#### Goal of the exercise:
Look through the records that follow. Copy every line containing the word "scan".

====== Data records

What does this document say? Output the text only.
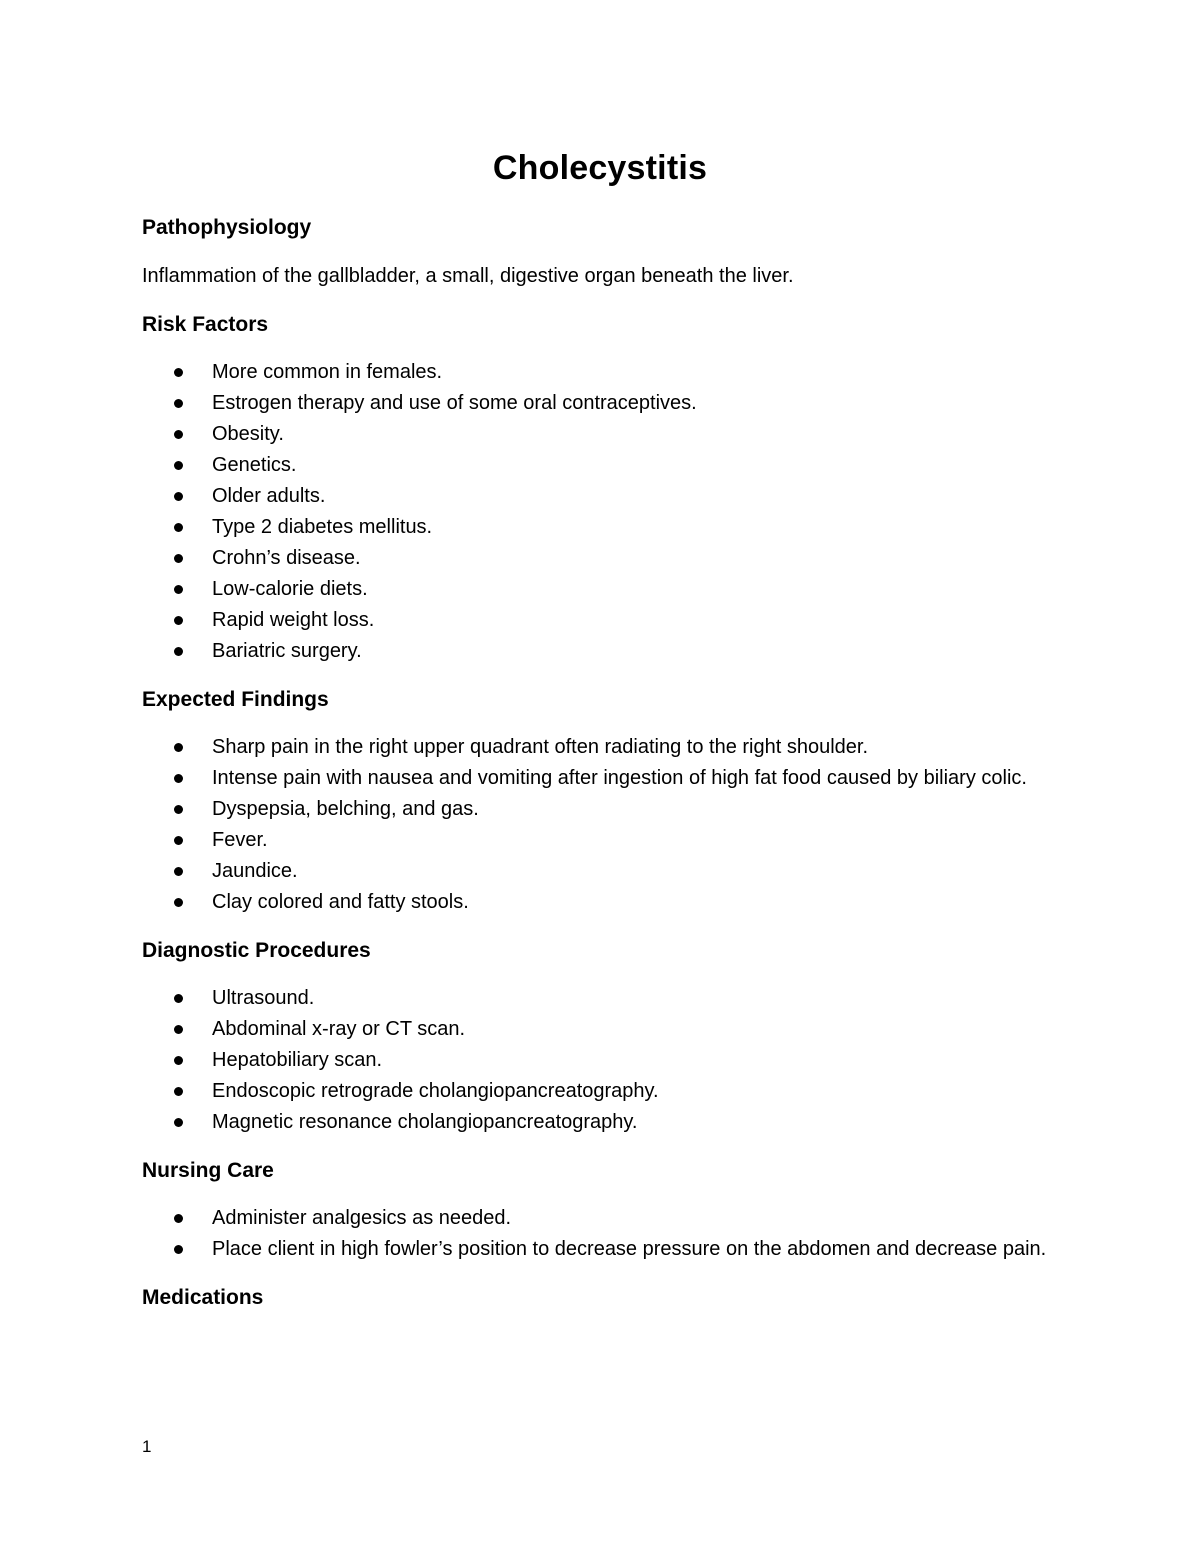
Cholecystitis
Pathophysiology

Inflammation of the gallbladder, a small, digestive organ beneath the liver.

Risk Factors
More common in females.
Estrogen therapy and use of some oral contraceptives.
Obesity.
Genetics.
Older adults.
Type 2 diabetes mellitus.
Crohn’s disease.
Low-calorie diets.
Rapid weight loss.
Bariatric surgery.
Expected Findings
Sharp pain in the right upper quadrant often radiating to the right shoulder.
Intense pain with nausea and vomiting after ingestion of high fat food caused by biliary colic.
Dyspepsia, belching, and gas.
Fever.
Jaundice.
Clay colored and fatty stools.
Diagnostic Procedures
Ultrasound.
Abdominal x-ray or CT scan.
Hepatobiliary scan.
Endoscopic retrograde cholangiopancreatography.
Magnetic resonance cholangiopancreatography.
Nursing Care
Administer analgesics as needed.
Place client in high fowler’s position to decrease pressure on the abdomen and decrease pain.
Medications
1
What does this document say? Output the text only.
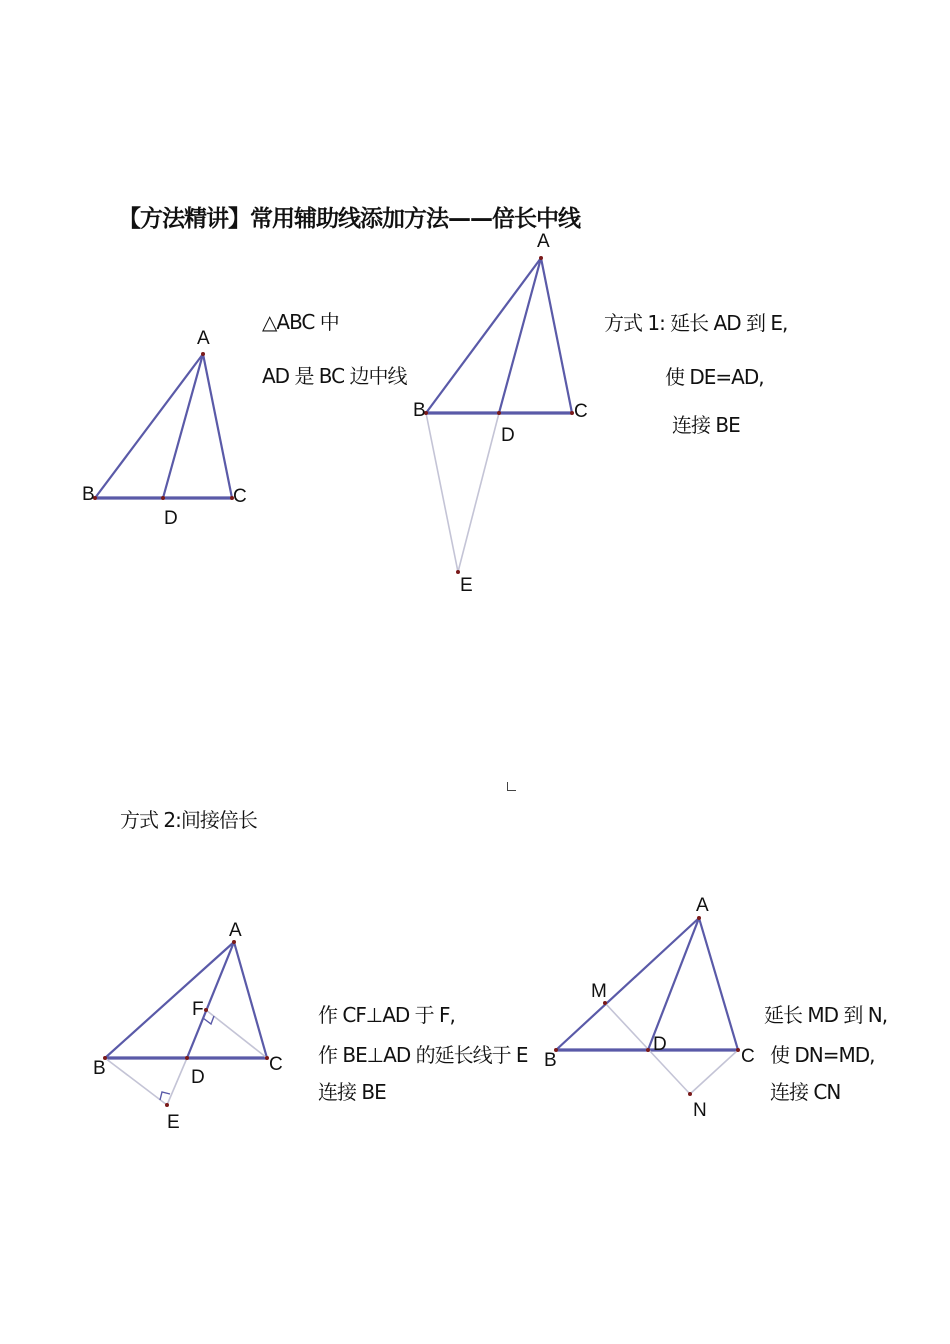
【方法精讲】常用辅助线添加方法——倍长中线
△ABC 中
AD 是 BC 边中线
方式 1: 延长 AD 到 E,
使 DE=AD,
连接 BE
方式 2:间接倍长
作 CF⊥AD 于 F,
作 BE⊥AD 的延长线于 E
连接 BE
延长 MD 到 N,
使 DN=MD,
连接 CN
A
B	C
D
A
B	C
D
E
A
B	C
D
F
E
A
B	C
D
M
N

============

#### Expected answer:
Abdominal x-ray or CT scan.
Hepatobiliary scan.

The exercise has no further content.